*Provided data*.
____________________
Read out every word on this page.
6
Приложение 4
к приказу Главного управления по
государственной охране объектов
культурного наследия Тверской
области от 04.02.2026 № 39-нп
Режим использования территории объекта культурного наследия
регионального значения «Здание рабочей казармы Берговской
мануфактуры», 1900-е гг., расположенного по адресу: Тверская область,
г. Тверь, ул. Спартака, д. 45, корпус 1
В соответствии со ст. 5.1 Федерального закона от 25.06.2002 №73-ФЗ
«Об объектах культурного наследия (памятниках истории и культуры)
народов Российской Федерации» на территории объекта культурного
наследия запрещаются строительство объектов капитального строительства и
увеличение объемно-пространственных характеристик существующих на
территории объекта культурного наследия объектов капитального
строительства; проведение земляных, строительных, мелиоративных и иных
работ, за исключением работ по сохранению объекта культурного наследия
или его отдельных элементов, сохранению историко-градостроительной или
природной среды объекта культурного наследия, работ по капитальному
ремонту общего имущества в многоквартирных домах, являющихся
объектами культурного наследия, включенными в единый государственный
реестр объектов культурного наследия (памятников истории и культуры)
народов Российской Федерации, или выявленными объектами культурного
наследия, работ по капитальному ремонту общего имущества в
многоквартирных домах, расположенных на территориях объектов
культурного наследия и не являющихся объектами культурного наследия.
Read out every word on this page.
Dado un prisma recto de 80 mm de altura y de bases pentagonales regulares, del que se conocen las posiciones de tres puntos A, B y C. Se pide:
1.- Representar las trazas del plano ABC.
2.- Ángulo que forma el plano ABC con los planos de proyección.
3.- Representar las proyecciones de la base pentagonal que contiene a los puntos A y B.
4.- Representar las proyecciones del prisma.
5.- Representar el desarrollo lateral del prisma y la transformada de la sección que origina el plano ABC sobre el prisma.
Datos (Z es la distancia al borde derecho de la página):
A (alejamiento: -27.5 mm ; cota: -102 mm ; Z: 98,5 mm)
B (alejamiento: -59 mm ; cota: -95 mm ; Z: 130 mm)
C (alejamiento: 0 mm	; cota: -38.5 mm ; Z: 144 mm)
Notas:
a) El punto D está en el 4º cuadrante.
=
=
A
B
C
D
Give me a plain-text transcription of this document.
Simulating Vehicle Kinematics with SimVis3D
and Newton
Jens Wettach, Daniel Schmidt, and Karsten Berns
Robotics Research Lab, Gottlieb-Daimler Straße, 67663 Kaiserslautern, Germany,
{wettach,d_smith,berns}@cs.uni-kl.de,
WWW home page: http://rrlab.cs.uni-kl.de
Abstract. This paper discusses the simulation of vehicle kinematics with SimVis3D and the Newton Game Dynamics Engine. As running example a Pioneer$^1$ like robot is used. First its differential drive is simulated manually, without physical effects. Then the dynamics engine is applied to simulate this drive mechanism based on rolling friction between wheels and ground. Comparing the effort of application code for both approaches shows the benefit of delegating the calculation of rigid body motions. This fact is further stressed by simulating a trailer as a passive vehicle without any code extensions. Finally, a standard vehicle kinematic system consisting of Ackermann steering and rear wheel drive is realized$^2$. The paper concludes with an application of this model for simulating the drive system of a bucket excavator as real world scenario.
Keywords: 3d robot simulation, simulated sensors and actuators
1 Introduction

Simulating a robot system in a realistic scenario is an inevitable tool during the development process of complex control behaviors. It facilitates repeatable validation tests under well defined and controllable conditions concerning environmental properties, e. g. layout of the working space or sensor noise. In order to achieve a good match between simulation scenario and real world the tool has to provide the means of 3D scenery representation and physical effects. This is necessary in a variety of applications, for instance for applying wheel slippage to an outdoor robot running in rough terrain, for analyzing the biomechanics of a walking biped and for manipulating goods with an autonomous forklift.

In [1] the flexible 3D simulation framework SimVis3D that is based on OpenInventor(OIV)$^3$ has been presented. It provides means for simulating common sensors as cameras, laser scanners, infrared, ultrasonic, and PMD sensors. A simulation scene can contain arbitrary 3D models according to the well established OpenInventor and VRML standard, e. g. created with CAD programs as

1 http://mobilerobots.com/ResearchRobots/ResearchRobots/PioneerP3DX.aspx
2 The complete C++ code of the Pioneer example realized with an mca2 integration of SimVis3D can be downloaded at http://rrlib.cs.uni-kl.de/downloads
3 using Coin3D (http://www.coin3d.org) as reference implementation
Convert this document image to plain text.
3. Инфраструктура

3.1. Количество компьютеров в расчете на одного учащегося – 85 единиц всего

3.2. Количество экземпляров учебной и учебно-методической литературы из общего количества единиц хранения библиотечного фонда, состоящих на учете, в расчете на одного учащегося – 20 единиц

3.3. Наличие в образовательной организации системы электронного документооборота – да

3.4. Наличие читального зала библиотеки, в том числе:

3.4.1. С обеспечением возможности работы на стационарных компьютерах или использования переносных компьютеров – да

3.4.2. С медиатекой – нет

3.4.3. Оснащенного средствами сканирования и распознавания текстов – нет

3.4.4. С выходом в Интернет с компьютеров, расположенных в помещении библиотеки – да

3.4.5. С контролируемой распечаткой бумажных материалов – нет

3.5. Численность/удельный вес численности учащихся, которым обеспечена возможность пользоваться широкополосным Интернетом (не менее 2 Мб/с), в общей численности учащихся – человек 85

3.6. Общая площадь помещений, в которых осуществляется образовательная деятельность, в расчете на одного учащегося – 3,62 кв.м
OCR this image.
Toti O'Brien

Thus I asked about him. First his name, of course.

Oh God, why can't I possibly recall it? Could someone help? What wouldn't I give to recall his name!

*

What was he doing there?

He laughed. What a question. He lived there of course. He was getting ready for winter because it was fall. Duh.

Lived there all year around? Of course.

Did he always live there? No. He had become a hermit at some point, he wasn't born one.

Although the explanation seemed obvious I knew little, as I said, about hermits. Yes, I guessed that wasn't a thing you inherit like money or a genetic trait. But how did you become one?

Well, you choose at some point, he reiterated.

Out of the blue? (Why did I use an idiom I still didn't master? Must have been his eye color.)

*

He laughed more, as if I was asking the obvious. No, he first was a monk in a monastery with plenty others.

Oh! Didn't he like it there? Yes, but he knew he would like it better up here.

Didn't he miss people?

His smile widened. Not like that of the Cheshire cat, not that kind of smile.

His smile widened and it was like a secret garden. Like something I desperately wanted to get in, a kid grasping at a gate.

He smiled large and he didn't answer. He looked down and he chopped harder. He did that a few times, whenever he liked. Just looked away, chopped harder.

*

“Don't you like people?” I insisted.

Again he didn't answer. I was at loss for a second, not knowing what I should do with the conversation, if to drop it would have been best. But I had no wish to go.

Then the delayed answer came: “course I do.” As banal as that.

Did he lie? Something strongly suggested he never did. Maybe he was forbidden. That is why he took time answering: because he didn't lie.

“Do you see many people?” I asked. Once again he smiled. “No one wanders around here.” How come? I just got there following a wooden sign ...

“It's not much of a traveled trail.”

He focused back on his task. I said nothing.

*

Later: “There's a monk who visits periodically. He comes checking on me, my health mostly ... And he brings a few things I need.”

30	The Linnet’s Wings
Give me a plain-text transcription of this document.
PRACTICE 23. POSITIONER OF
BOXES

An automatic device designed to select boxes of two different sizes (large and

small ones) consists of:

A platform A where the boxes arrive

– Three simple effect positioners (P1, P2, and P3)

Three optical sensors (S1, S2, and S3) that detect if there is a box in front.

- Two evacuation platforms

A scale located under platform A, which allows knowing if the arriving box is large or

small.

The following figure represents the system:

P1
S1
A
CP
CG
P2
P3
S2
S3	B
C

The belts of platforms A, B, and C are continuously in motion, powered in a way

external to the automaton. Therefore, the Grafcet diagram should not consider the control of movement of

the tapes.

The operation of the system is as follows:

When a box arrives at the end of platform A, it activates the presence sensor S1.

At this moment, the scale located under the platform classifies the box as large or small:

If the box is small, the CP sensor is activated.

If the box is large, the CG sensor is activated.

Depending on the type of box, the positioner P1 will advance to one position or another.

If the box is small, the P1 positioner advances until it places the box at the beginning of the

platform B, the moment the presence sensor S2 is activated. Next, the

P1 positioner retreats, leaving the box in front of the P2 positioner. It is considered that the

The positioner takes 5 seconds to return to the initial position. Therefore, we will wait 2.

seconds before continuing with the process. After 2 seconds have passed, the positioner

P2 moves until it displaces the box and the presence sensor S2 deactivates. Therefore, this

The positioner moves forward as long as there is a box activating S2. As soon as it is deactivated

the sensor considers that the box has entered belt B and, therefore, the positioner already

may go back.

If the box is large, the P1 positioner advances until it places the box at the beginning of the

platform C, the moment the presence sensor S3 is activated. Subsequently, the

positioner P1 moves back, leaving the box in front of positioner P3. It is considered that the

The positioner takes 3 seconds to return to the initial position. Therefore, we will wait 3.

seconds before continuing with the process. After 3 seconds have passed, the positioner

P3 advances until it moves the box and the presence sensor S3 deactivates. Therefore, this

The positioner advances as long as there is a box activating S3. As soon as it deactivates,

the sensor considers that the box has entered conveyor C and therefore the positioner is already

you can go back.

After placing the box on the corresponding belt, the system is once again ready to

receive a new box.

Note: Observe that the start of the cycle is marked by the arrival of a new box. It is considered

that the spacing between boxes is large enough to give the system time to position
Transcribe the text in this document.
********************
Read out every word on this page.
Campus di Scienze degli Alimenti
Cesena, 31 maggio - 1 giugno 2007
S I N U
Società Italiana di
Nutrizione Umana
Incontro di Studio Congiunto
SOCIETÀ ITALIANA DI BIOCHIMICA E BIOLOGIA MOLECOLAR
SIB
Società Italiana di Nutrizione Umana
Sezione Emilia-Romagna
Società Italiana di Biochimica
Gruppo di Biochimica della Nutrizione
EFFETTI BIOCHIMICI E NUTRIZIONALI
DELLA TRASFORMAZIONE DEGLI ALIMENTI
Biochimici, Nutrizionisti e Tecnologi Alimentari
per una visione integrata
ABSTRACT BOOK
____________________
*Your instructions*. Copy all lines of the listing above that contain the string "http".

*Answer in full*.
WWW home page: http://rrlab.cs.uni-kl.de
1 http://mobilerobots.com/ResearchRobots/ResearchRobots/PioneerP3DX.aspx
2 The complete C++ code of the Pioneer example realized with an mca2 integration of SimVis3D can be downloaded at http://rrlib.cs.uni-kl.de/downloads
3 using Coin3D (http://www.coin3d.org) as reference implementation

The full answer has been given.